• **Record extracts**
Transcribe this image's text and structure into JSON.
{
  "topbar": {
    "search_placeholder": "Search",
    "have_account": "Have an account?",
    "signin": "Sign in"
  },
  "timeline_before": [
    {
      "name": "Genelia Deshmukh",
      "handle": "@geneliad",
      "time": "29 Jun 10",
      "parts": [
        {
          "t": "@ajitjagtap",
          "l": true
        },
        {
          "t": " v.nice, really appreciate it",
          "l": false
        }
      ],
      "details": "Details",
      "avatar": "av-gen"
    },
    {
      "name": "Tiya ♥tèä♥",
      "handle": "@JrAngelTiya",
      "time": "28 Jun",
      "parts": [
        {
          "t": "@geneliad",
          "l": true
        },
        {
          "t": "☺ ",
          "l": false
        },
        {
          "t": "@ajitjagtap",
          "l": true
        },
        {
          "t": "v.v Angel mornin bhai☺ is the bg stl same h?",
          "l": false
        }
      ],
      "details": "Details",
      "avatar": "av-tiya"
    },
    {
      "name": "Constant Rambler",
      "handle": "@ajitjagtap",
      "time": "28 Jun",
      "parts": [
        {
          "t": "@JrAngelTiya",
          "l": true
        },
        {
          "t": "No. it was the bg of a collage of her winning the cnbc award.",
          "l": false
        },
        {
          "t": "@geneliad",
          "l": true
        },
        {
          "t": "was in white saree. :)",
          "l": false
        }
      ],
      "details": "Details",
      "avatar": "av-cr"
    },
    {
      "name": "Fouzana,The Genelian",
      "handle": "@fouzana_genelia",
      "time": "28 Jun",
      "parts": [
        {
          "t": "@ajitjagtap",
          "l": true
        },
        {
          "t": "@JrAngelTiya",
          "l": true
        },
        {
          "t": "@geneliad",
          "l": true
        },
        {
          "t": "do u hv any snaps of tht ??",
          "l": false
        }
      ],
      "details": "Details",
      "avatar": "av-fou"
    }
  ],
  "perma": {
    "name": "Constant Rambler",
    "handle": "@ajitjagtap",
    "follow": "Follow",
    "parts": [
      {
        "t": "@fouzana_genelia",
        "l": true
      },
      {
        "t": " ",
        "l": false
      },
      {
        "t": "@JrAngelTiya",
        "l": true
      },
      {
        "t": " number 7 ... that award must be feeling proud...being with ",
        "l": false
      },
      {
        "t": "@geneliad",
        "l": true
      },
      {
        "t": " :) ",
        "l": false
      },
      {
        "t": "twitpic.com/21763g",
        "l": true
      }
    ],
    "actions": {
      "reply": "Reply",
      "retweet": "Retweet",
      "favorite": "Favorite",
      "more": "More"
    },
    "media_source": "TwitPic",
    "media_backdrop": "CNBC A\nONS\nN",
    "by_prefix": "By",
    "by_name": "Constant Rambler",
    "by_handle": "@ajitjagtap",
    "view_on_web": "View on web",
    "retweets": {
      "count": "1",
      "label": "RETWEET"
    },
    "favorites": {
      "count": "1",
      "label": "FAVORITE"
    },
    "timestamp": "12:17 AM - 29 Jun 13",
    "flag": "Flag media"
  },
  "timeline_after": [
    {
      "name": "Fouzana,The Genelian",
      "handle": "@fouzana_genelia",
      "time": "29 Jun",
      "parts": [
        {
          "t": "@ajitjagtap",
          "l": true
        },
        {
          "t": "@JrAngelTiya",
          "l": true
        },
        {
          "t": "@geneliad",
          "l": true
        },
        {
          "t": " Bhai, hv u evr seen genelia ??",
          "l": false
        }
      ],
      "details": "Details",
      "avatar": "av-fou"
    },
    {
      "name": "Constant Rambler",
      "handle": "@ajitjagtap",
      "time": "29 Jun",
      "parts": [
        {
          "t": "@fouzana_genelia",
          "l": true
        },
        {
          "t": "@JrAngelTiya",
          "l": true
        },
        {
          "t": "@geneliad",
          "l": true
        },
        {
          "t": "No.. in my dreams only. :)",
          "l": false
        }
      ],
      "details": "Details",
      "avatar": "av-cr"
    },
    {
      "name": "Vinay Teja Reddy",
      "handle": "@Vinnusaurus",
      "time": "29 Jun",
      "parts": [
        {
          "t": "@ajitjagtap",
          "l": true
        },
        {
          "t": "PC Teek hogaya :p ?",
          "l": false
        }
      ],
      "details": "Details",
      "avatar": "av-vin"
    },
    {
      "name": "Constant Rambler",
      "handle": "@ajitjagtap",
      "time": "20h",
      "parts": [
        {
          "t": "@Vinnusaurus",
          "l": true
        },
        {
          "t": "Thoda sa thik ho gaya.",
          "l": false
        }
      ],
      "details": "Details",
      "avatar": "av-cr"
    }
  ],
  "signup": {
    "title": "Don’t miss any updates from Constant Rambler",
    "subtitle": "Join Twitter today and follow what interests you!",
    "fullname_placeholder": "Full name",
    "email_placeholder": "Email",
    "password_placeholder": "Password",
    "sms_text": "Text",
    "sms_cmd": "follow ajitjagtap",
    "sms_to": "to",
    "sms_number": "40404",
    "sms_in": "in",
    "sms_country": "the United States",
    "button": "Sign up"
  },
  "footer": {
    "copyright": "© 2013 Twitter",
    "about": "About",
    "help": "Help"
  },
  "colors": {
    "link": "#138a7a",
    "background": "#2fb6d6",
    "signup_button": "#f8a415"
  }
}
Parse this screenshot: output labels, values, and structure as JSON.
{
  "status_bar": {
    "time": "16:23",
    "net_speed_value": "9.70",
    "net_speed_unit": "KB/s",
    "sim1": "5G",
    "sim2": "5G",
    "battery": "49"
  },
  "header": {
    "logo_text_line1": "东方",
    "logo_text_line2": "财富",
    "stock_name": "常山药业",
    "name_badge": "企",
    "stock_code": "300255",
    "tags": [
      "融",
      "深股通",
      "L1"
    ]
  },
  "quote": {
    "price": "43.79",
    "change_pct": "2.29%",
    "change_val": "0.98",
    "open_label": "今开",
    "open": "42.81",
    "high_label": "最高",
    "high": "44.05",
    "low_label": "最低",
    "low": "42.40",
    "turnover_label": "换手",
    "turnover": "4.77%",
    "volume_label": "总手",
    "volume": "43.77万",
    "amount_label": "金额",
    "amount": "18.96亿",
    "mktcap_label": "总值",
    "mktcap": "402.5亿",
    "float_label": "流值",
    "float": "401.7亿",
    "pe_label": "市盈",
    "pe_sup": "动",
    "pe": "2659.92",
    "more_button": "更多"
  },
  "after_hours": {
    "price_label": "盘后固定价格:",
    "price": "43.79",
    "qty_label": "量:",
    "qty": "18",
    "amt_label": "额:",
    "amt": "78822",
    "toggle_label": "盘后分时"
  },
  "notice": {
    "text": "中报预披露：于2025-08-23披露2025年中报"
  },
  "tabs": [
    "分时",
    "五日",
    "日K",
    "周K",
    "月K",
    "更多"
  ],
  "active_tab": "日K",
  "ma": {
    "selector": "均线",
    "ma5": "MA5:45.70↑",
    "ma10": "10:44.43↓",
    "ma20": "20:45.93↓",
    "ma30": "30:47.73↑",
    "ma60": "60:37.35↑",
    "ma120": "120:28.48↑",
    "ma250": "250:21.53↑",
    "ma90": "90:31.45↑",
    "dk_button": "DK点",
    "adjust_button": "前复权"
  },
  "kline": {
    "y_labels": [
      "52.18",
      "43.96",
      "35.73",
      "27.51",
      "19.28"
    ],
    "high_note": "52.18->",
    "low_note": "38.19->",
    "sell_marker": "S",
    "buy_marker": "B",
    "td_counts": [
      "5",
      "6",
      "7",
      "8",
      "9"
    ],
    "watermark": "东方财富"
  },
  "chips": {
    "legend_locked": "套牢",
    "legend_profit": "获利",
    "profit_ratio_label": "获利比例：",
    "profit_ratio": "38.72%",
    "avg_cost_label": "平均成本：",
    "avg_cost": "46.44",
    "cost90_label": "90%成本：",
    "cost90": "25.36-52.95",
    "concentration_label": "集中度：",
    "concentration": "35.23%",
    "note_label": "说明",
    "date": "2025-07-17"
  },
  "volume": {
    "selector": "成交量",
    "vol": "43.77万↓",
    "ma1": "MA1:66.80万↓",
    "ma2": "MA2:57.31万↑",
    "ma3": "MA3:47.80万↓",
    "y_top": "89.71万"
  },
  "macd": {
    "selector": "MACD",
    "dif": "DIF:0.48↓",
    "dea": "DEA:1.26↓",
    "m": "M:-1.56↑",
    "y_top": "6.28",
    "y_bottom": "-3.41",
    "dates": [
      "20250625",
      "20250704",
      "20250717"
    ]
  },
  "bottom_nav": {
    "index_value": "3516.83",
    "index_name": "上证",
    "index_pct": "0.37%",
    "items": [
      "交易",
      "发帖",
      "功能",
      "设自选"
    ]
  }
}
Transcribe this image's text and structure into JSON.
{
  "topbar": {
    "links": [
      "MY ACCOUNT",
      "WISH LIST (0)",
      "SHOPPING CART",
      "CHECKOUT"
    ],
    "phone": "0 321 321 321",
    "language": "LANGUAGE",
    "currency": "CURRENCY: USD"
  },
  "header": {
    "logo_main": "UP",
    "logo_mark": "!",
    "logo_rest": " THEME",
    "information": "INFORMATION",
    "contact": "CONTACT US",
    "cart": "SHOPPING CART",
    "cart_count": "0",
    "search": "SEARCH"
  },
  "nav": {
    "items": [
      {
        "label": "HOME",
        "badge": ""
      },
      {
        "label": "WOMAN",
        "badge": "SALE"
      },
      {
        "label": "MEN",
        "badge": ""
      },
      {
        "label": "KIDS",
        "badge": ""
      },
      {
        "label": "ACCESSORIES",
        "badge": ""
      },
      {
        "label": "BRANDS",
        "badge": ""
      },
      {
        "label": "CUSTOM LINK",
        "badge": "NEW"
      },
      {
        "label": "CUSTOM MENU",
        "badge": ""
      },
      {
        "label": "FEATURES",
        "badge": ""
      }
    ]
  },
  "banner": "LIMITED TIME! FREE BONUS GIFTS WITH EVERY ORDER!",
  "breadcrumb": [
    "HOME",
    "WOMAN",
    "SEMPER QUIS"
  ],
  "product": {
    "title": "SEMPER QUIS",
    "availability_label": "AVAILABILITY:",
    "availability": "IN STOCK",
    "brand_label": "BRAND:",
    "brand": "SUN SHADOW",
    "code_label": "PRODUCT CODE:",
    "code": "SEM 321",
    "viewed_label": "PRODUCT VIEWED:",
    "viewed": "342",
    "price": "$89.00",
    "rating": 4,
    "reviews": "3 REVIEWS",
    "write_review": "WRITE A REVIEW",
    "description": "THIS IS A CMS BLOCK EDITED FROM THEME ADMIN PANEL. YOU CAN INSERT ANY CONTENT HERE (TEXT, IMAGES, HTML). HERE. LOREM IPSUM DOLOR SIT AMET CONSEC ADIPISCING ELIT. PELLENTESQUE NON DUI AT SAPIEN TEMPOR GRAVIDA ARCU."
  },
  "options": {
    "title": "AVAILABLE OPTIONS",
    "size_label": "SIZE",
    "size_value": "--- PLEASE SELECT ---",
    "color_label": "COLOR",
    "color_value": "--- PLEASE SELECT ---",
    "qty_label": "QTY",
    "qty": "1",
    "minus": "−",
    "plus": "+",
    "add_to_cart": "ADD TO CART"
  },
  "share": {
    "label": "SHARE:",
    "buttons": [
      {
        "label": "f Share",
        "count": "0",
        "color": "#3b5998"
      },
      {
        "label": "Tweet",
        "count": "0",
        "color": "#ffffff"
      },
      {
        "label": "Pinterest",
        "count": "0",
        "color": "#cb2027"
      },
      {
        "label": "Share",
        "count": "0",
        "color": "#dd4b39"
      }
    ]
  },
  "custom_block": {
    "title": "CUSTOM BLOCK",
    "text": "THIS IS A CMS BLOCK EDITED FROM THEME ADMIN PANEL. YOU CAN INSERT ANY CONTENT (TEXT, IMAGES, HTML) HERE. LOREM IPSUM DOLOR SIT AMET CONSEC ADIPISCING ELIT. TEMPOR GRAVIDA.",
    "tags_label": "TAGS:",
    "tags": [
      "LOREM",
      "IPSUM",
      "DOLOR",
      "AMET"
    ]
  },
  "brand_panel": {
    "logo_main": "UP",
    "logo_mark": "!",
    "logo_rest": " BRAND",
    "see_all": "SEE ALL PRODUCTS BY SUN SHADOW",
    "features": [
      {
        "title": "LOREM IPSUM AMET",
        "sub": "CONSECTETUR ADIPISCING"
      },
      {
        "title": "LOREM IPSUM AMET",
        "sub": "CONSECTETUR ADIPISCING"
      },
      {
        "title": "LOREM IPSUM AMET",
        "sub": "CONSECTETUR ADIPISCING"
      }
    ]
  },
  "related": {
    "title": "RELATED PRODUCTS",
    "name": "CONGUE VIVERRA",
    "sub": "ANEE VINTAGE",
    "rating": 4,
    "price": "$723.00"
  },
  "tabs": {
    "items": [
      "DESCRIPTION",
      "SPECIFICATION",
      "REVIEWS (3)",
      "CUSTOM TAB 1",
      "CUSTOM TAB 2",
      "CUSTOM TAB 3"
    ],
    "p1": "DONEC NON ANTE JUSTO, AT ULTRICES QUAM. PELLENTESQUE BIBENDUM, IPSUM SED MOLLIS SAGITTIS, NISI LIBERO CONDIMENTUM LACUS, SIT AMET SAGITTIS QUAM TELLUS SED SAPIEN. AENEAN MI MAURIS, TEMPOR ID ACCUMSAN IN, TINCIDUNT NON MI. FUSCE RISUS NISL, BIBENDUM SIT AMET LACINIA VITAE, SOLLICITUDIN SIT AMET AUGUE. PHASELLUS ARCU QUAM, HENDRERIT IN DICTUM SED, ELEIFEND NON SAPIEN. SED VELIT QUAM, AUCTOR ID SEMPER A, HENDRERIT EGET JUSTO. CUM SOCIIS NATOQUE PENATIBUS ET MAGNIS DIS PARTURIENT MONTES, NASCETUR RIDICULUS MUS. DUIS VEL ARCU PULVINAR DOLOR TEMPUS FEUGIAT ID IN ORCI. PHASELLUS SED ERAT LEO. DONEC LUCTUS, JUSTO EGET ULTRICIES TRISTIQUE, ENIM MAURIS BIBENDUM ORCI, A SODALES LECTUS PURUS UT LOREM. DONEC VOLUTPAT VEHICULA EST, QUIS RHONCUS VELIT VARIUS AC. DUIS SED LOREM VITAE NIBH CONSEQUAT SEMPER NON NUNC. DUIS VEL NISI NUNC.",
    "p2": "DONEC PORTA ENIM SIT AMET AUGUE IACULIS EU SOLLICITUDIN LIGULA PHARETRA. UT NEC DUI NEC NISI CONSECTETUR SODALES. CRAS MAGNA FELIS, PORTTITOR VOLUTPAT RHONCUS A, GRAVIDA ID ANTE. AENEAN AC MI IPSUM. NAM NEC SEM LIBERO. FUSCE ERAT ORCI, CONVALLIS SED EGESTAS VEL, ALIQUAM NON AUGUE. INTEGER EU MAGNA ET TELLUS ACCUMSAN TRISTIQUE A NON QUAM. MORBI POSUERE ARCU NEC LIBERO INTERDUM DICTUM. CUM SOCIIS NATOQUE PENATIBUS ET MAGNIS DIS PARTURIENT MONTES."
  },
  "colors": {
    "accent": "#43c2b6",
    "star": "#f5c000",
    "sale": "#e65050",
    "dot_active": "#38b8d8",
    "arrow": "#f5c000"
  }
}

• **Brief**
Copy each line from the data above that includes "PLEASE".

• **Output of the task**
    "size_value": "--- PLEASE SELECT ---",
    "color_value": "--- PLEASE SELECT ---",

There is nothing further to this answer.